# Structured figure records:
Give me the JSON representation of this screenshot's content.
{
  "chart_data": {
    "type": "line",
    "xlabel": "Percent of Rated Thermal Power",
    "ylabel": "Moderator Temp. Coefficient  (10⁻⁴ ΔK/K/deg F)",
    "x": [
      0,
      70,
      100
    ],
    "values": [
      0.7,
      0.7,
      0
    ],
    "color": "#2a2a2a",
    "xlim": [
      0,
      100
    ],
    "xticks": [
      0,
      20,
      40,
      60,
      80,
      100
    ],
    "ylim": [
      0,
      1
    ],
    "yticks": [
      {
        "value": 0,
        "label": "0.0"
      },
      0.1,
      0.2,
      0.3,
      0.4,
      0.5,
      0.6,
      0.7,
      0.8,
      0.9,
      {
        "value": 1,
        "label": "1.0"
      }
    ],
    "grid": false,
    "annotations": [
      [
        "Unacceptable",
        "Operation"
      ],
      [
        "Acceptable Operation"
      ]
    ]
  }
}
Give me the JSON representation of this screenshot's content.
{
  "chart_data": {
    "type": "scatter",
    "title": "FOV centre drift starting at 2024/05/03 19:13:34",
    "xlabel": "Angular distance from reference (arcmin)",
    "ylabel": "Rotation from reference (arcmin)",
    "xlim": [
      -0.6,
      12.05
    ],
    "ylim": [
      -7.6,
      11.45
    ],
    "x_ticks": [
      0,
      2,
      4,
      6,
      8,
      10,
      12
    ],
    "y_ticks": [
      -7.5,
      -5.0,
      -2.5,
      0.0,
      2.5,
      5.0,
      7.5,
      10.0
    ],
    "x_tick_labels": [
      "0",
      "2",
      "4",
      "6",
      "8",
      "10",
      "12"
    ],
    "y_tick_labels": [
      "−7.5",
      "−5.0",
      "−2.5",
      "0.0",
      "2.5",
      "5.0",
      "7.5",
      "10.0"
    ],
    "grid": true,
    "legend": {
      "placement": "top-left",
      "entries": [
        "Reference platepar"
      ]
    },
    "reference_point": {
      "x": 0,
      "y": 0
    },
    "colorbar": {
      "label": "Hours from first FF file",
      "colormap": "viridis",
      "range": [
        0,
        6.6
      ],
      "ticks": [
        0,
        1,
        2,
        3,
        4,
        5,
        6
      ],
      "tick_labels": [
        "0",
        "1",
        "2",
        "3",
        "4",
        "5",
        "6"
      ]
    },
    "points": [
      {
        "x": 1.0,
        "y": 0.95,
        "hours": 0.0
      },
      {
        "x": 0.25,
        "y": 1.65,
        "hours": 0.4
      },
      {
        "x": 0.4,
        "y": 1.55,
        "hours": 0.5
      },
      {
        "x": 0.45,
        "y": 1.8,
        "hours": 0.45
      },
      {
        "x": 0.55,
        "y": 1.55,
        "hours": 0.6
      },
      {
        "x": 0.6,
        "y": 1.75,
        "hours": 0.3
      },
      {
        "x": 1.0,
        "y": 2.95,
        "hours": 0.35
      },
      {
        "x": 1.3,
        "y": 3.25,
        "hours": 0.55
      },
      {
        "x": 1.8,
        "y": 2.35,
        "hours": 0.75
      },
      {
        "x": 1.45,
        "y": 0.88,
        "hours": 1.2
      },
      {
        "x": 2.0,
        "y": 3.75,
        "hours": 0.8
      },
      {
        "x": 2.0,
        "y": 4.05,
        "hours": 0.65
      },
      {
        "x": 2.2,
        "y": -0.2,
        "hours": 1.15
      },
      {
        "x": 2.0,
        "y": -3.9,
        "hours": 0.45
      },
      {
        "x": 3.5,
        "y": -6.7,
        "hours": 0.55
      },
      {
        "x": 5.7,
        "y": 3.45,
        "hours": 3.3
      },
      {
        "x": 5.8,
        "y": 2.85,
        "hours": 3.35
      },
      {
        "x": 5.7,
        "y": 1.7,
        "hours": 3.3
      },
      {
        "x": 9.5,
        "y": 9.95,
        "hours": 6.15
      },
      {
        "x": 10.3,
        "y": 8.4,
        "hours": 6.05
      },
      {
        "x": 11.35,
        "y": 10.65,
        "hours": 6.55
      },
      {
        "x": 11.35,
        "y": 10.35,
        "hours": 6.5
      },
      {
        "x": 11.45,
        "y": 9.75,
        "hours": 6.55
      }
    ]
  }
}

# Exercise task:
Return the lines above exactly, keeping every word.

# The reply:
Give me the JSON representation of this screenshot's content.
{
  "chart_data": {
    "type": "line",
    "xlabel": "Percent of Rated Thermal Power",
    "ylabel": "Moderator Temp. Coefficient  (10⁻⁴ ΔK/K/deg F)",
    "x": [
      0,
      70,
      100
    ],
    "values": [
      0.7,
      0.7,
      0
    ],
    "color": "#2a2a2a",
    "xlim": [
      0,
      100
    ],
    "xticks": [
      0,
      20,
      40,
      60,
      80,
      100
    ],
    "ylim": [
      0,
      1
    ],
    "yticks": [
      {
        "value": 0,
        "label": "0.0"
      },
      0.1,
      0.2,
      0.3,
      0.4,
      0.5,
      0.6,
      0.7,
      0.8,
      0.9,
      {
        "value": 1,
        "label": "1.0"
      }
    ],
    "grid": false,
    "annotations": [
      [
        "Unacceptable",
        "Operation"
      ],
      [
        "Acceptable Operation"
      ]
    ]
  }
}
Give me the JSON representation of this screenshot's content.
{
  "chart_data": {
    "type": "scatter",
    "title": "FOV centre drift starting at 2024/05/03 19:13:34",
    "xlabel": "Angular distance from reference (arcmin)",
    "ylabel": "Rotation from reference (arcmin)",
    "xlim": [
      -0.6,
      12.05
    ],
    "ylim": [
      -7.6,
      11.45
    ],
    "x_ticks": [
      0,
      2,
      4,
      6,
      8,
      10,
      12
    ],
    "y_ticks": [
      -7.5,
      -5.0,
      -2.5,
      0.0,
      2.5,
      5.0,
      7.5,
      10.0
    ],
    "x_tick_labels": [
      "0",
      "2",
      "4",
      "6",
      "8",
      "10",
      "12"
    ],
    "y_tick_labels": [
      "−7.5",
      "−5.0",
      "−2.5",
      "0.0",
      "2.5",
      "5.0",
      "7.5",
      "10.0"
    ],
    "grid": true,
    "legend": {
      "placement": "top-left",
      "entries": [
        "Reference platepar"
      ]
    },
    "reference_point": {
      "x": 0,
      "y": 0
    },
    "colorbar": {
      "label": "Hours from first FF file",
      "colormap": "viridis",
      "range": [
        0,
        6.6
      ],
      "ticks": [
        0,
        1,
        2,
        3,
        4,
        5,
        6
      ],
      "tick_labels": [
        "0",
        "1",
        "2",
        "3",
        "4",
        "5",
        "6"
      ]
    },
    "points": [
      {
        "x": 1.0,
        "y": 0.95,
        "hours": 0.0
      },
      {
        "x": 0.25,
        "y": 1.65,
        "hours": 0.4
      },
      {
        "x": 0.4,
        "y": 1.55,
        "hours": 0.5
      },
      {
        "x": 0.45,
        "y": 1.8,
        "hours": 0.45
      },
      {
        "x": 0.55,
        "y": 1.55,
        "hours": 0.6
      },
      {
        "x": 0.6,
        "y": 1.75,
        "hours": 0.3
      },
      {
        "x": 1.0,
        "y": 2.95,
        "hours": 0.35
      },
      {
        "x": 1.3,
        "y": 3.25,
        "hours": 0.55
      },
      {
        "x": 1.8,
        "y": 2.35,
        "hours": 0.75
      },
      {
        "x": 1.45,
        "y": 0.88,
        "hours": 1.2
      },
      {
        "x": 2.0,
        "y": 3.75,
        "hours": 0.8
      },
      {
        "x": 2.0,
        "y": 4.05,
        "hours": 0.65
      },
      {
        "x": 2.2,
        "y": -0.2,
        "hours": 1.15
      },
      {
        "x": 2.0,
        "y": -3.9,
        "hours": 0.45
      },
      {
        "x": 3.5,
        "y": -6.7,
        "hours": 0.55
      },
      {
        "x": 5.7,
        "y": 3.45,
        "hours": 3.3
      },
      {
        "x": 5.8,
        "y": 2.85,
        "hours": 3.35
      },
      {
        "x": 5.7,
        "y": 1.7,
        "hours": 3.3
      },
      {
        "x": 9.5,
        "y": 9.95,
        "hours": 6.15
      },
      {
        "x": 10.3,
        "y": 8.4,
        "hours": 6.05
      },
      {
        "x": 11.35,
        "y": 10.65,
        "hours": 6.55
      },
      {
        "x": 11.35,
        "y": 10.35,
        "hours": 6.5
      },
      {
        "x": 11.45,
        "y": 9.75,
        "hours": 6.55
      }
    ]
  }
}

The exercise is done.